---- Material provided

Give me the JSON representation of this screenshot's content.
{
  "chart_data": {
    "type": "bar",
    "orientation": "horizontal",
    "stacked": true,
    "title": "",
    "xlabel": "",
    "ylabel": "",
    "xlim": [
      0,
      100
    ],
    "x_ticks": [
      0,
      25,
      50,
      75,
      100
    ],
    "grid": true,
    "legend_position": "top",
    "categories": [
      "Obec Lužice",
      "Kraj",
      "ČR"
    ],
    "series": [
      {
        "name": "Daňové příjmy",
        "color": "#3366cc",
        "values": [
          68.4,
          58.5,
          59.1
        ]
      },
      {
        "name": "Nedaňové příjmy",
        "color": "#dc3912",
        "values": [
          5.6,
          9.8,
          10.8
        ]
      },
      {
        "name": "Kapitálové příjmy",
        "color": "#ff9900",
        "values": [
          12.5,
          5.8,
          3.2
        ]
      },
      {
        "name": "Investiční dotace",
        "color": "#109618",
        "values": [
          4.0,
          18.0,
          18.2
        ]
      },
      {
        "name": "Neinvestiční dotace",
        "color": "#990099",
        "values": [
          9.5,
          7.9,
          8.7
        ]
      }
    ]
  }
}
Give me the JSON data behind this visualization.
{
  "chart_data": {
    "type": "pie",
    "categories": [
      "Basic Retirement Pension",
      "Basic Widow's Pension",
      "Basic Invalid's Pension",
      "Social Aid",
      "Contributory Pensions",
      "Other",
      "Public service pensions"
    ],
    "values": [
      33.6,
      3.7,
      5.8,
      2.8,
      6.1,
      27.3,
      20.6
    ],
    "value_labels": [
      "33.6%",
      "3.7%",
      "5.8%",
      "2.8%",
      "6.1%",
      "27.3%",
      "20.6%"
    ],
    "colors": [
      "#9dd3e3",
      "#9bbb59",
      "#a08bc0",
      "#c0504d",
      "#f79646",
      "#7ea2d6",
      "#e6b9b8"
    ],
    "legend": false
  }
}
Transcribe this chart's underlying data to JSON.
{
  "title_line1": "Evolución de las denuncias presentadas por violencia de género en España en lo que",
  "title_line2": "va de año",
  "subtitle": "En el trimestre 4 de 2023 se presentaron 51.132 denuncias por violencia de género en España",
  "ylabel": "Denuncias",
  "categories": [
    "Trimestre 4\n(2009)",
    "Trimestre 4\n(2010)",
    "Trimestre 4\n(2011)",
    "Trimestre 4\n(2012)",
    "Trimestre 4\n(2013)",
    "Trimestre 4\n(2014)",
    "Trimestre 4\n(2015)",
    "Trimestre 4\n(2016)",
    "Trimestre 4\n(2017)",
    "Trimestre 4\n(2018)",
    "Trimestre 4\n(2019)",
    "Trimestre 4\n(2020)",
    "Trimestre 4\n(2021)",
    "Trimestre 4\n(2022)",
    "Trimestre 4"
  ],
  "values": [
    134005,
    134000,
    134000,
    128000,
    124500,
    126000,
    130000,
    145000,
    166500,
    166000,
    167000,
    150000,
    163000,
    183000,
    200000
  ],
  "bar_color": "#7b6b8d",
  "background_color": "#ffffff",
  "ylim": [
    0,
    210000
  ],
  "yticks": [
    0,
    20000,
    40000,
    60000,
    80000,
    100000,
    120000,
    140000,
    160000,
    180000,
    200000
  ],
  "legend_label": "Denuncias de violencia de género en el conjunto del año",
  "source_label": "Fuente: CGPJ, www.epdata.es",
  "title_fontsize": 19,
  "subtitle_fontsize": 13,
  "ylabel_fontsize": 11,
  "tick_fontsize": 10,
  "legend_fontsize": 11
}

--------

**Given problem:** Search the listing for the string "this". Copy each line where it turns up.

**Correct output:**
Give me the JSON representation of this screenshot's content.
Give me the JSON data behind this visualization.
Transcribe this chart's underlying data to JSON.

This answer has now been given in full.